_Task goal_: Reproduce the material that follows, line for line and without any changes.

─── The input ───

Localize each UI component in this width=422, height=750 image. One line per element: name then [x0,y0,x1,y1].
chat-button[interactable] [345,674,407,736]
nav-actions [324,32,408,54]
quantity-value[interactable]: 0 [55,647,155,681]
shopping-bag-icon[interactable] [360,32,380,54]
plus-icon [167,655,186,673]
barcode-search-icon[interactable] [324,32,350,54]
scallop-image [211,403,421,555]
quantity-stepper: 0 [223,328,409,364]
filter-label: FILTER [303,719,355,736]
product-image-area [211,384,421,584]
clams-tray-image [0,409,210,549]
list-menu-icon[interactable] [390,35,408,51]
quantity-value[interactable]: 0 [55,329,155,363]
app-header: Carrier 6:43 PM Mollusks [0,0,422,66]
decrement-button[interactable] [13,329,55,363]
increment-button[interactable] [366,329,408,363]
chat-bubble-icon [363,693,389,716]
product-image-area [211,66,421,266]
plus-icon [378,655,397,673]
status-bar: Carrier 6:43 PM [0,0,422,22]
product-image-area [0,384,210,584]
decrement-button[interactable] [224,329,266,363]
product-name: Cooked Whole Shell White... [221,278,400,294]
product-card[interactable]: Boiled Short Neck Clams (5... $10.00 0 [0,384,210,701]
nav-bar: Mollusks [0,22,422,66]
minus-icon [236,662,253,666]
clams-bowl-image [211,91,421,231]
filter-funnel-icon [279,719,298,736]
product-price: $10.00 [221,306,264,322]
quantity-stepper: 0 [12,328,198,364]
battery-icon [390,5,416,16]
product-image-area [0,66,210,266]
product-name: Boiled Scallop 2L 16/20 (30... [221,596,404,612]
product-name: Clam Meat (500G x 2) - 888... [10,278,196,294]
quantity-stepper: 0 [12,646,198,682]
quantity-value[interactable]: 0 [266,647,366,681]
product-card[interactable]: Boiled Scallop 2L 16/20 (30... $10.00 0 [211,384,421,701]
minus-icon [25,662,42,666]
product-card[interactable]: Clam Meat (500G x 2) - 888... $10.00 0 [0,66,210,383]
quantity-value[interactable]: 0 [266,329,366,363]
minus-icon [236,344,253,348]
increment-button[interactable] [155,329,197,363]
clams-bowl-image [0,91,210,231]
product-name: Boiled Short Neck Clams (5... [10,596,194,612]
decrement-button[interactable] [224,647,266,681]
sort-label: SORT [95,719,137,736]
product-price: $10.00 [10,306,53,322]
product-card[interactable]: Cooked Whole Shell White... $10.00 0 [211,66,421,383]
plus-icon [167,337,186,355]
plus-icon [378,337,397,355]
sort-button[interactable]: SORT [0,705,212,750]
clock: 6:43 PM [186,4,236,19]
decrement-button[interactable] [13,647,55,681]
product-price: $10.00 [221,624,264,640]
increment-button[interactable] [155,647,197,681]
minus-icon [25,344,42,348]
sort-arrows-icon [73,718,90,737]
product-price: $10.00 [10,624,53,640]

───

_Worked solution_:
Localize each UI component in this width=422, height=750 image. One line per element: name then [x0,y0,x1,y1].
chat-button[interactable] [345,674,407,736]
nav-actions [324,32,408,54]
quantity-value[interactable]: 0 [55,647,155,681]
shopping-bag-icon[interactable] [360,32,380,54]
plus-icon [167,655,186,673]
barcode-search-icon[interactable] [324,32,350,54]
scallop-image [211,403,421,555]
quantity-stepper: 0 [223,328,409,364]
filter-label: FILTER [303,719,355,736]
product-image-area [211,384,421,584]
clams-tray-image [0,409,210,549]
list-menu-icon[interactable] [390,35,408,51]
quantity-value[interactable]: 0 [55,329,155,363]
app-header: Carrier 6:43 PM Mollusks [0,0,422,66]
decrement-button[interactable] [13,329,55,363]
increment-button[interactable] [366,329,408,363]
chat-bubble-icon [363,693,389,716]
product-image-area [211,66,421,266]
plus-icon [378,655,397,673]
status-bar: Carrier 6:43 PM [0,0,422,22]
product-image-area [0,384,210,584]
decrement-button[interactable] [224,329,266,363]
product-name: Cooked Whole Shell White... [221,278,400,294]
product-card[interactable]: Boiled Short Neck Clams (5... $10.00 0 [0,384,210,701]
nav-bar: Mollusks [0,22,422,66]
minus-icon [236,662,253,666]
clams-bowl-image [211,91,421,231]
filter-funnel-icon [279,719,298,736]
product-price: $10.00 [221,306,264,322]
quantity-stepper: 0 [12,328,198,364]
battery-icon [390,5,416,16]
product-image-area [0,66,210,266]
product-name: Boiled Scallop 2L 16/20 (30... [221,596,404,612]
product-name: Clam Meat (500G x 2) - 888... [10,278,196,294]
quantity-stepper: 0 [12,646,198,682]
quantity-value[interactable]: 0 [266,647,366,681]
product-card[interactable]: Boiled Scallop 2L 16/20 (30... $10.00 0 [211,384,421,701]
minus-icon [25,662,42,666]
product-card[interactable]: Clam Meat (500G x 2) - 888... $10.00 0 [0,66,210,383]
quantity-value[interactable]: 0 [266,329,366,363]
minus-icon [236,344,253,348]
increment-button[interactable] [155,329,197,363]
clams-bowl-image [0,91,210,231]
product-name: Boiled Short Neck Clams (5... [10,596,194,612]
decrement-button[interactable] [224,647,266,681]
sort-label: SORT [95,719,137,736]
product-price: $10.00 [10,306,53,322]
product-card[interactable]: Cooked Whole Shell White... $10.00 0 [211,66,421,383]
plus-icon [167,337,186,355]
plus-icon [378,337,397,355]
sort-button[interactable]: SORT [0,705,212,750]
clock: 6:43 PM [186,4,236,19]
decrement-button[interactable] [13,647,55,681]
product-price: $10.00 [221,624,264,640]
increment-button[interactable] [155,647,197,681]
minus-icon [25,344,42,348]
sort-arrows-icon [73,718,90,737]
product-price: $10.00 [10,624,53,640]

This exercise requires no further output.